## TASK
Output the full listing below exactly, without the pictures.

[Dataset items]
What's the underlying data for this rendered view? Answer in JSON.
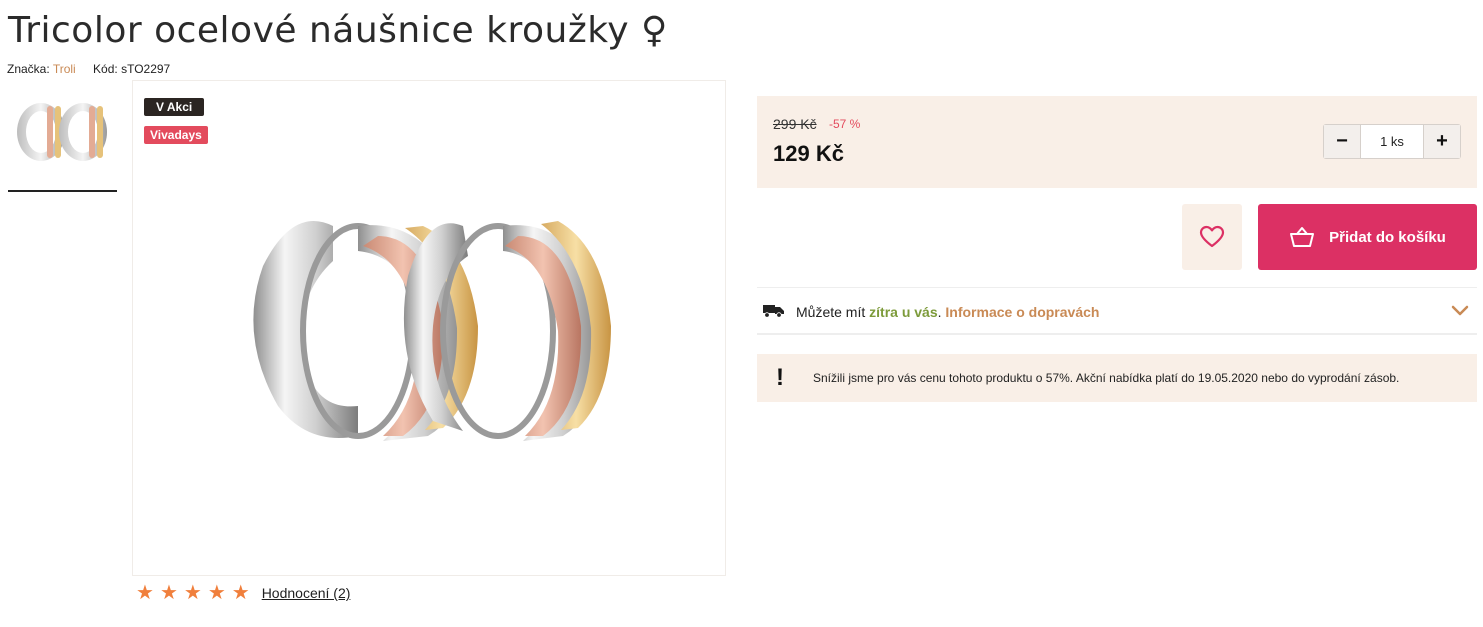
{
  "product": {
    "title": "Tricolor ocelové náušnice kroužky ♀",
    "brand_label": "Značka:",
    "brand": "Troli",
    "code_label": "Kód:",
    "code": "sTO2297"
  },
  "badges": {
    "sale": "V Akci",
    "promo": "Vivadays"
  },
  "rating": {
    "stars": 5,
    "link_text": "Hodnocení (2)"
  },
  "pricing": {
    "old_price": "299 Kč",
    "discount": "-57 %",
    "price": "129 Kč"
  },
  "quantity": {
    "minus": "−",
    "value": "1 ks",
    "plus": "+"
  },
  "cart": {
    "add_label": "Přidat do košíku"
  },
  "delivery": {
    "prefix": "Můžete mít ",
    "highlight": "zítra u vás",
    "separator": ". ",
    "info_link": "Informace o dopravách"
  },
  "notice": {
    "mark": "!",
    "text": "Snížili jsme pro vás cenu tohoto produktu o 57%. Akční nabídka platí do 19.05.2020 nebo do vyprodání zásob."
  },
  "colors": {
    "accent": "#dc3064",
    "brand_link": "#c98a55",
    "panel": "#f9efe7",
    "star": "#f07f3c",
    "discount": "#e34b5d"
  },
  "icons": {
    "wishlist": "heart-icon",
    "cart": "basket-icon",
    "delivery": "truck-icon",
    "expand": "chevron-down-icon",
    "rating": "star-icon"
  }
}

## THE ANSWER
What's the underlying data for this rendered view? Answer in JSON.
{
  "product": {
    "title": "Tricolor ocelové náušnice kroužky ♀",
    "brand_label": "Značka:",
    "brand": "Troli",
    "code_label": "Kód:",
    "code": "sTO2297"
  },
  "badges": {
    "sale": "V Akci",
    "promo": "Vivadays"
  },
  "rating": {
    "stars": 5,
    "link_text": "Hodnocení (2)"
  },
  "pricing": {
    "old_price": "299 Kč",
    "discount": "-57 %",
    "price": "129 Kč"
  },
  "quantity": {
    "minus": "−",
    "value": "1 ks",
    "plus": "+"
  },
  "cart": {
    "add_label": "Přidat do košíku"
  },
  "delivery": {
    "prefix": "Můžete mít ",
    "highlight": "zítra u vás",
    "separator": ". ",
    "info_link": "Informace o dopravách"
  },
  "notice": {
    "mark": "!",
    "text": "Snížili jsme pro vás cenu tohoto produktu o 57%. Akční nabídka platí do 19.05.2020 nebo do vyprodání zásob."
  },
  "colors": {
    "accent": "#dc3064",
    "brand_link": "#c98a55",
    "panel": "#f9efe7",
    "star": "#f07f3c",
    "discount": "#e34b5d"
  },
  "icons": {
    "wishlist": "heart-icon",
    "cart": "basket-icon",
    "delivery": "truck-icon",
    "expand": "chevron-down-icon",
    "rating": "star-icon"
  }
}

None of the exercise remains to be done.